■ TASK: Select every line holding the word "rate" and copy it.
— begin DATA FOR THIS TASK —
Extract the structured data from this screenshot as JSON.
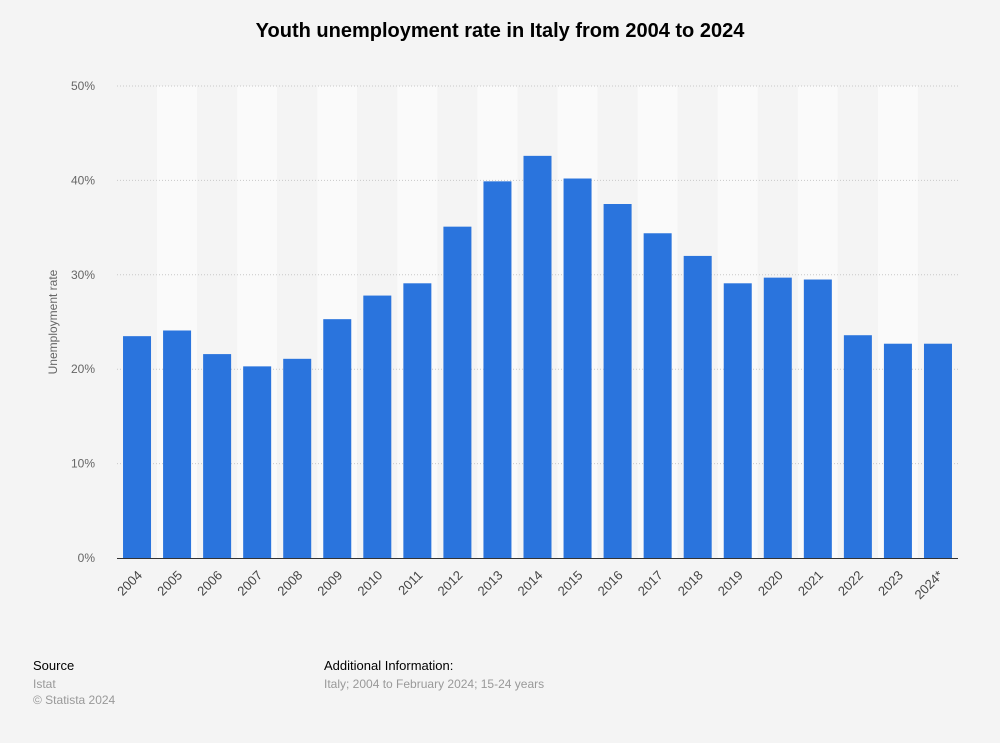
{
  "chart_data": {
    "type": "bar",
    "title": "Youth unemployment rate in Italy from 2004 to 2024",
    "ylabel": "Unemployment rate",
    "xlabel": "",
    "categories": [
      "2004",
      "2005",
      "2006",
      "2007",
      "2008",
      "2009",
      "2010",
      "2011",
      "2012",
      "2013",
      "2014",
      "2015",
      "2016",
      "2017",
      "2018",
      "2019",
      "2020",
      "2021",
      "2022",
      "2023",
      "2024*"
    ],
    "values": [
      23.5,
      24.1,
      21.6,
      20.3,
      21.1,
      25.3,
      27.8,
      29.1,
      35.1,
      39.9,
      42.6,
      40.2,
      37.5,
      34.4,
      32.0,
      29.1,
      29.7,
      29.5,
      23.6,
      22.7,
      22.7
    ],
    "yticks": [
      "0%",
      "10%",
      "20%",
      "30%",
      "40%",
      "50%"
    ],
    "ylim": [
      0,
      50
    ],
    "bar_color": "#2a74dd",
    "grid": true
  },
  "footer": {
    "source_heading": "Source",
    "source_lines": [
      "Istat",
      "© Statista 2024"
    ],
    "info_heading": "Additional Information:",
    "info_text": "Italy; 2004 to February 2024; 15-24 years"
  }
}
— end DATA FOR THIS TASK —
■ THE COMPLETED TASK:
    "title": "Youth unemployment rate in Italy from 2004 to 2024",
    "ylabel": "Unemployment rate",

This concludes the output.